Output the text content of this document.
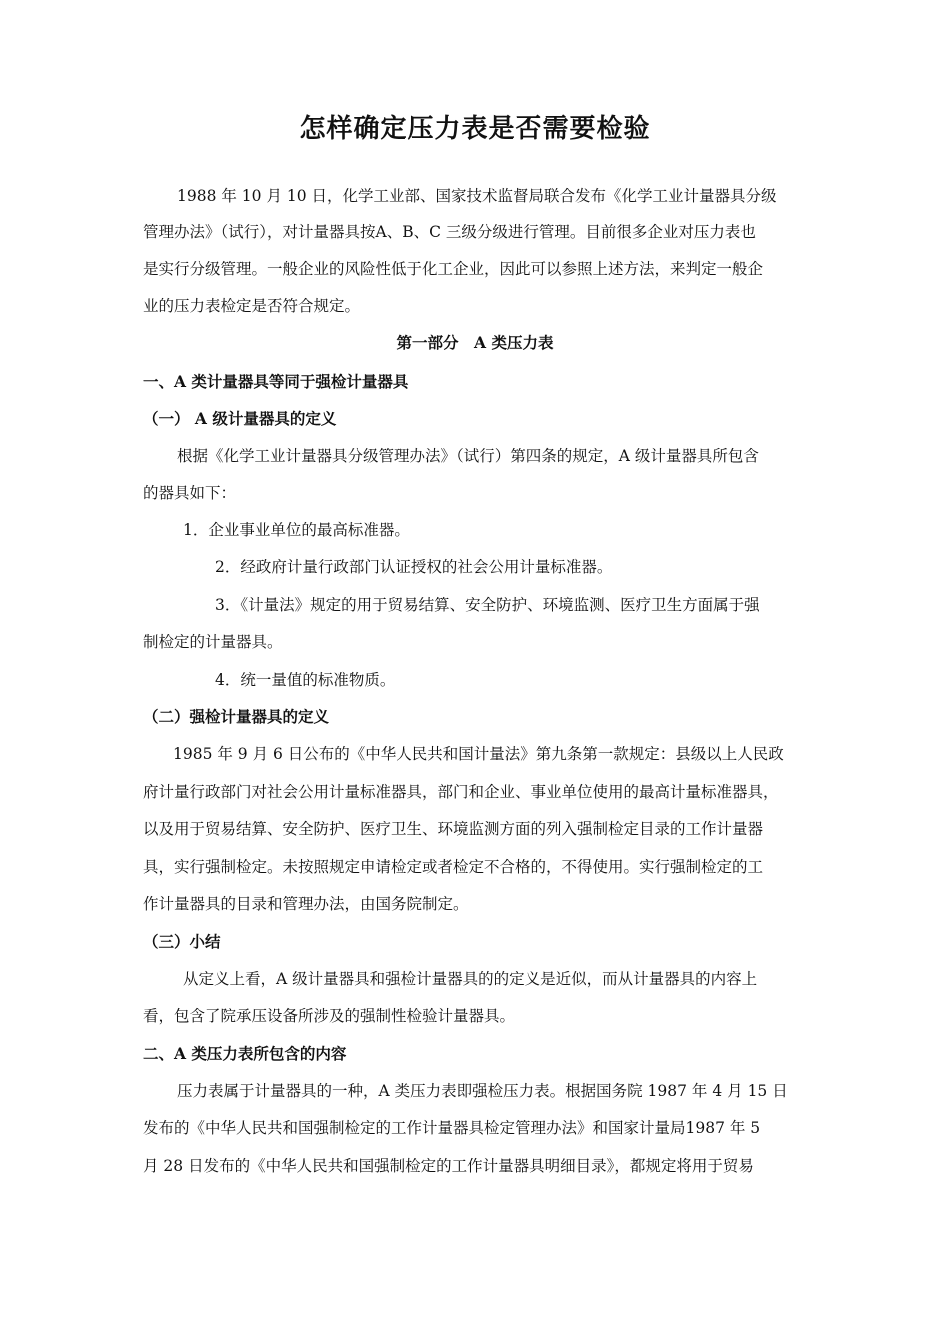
怎样确定压力表是否需要检验
1988 年 10 月 10 日，化学工业部、国家技术监督局联合发布《化学工业计量器具分级
管理办法》（试行），对计量器具按A、B、C 三级分级进行管理。目前很多企业对压力表也
是实行分级管理。一般企业的风险性低于化工企业，因此可以参照上述方法，来判定一般企
业的压力表检定是否符合规定。
第一部分　A 类压力表
一、A 类计量器具等同于强检计量器具
（一） A 级计量器具的定义
根据《化学工业计量器具分级管理办法》（试行）第四条的规定，A 级计量器具所包含
的器具如下：
1．企业事业单位的最高标准器。
2．经政府计量行政部门认证授权的社会公用计量标准器。
3．《计量法》规定的用于贸易结算、安全防护、环境监测、医疗卫生方面属于强
制检定的计量器具。
4．统一量值的标准物质。
（二）强检计量器具的定义
1985 年 9 月 6 日公布的《中华人民共和国计量法》第九条第一款规定：县级以上人民政
府计量行政部门对社会公用计量标准器具，部门和企业、事业单位使用的最高计量标准器具，
以及用于贸易结算、安全防护、医疗卫生、环境监测方面的列入强制检定目录的工作计量器
具，实行强制检定。未按照规定申请检定或者检定不合格的，不得使用。实行强制检定的工
作计量器具的目录和管理办法，由国务院制定。
（三）小结
从定义上看，A 级计量器具和强检计量器具的的定义是近似，而从计量器具的内容上
看，包含了院承压设备所涉及的强制性检验计量器具。
二、A 类压力表所包含的内容
压力表属于计量器具的一种，A 类压力表即强检压力表。根据国务院 1987 年 4 月 15 日
发布的《中华人民共和国强制检定的工作计量器具检定管理办法》和国家计量局1987 年 5
月 28 日发布的《中华人民共和国强制检定的工作计量器具明细目录》，都规定将用于贸易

* * * * * * *

- **Direction**
Collect the lines of the data that carry the word "安全防护".

- **The solution**
3．《计量法》规定的用于贸易结算、安全防护、环境监测、医疗卫生方面属于强
以及用于贸易结算、安全防护、医疗卫生、环境监测方面的列入强制检定目录的工作计量器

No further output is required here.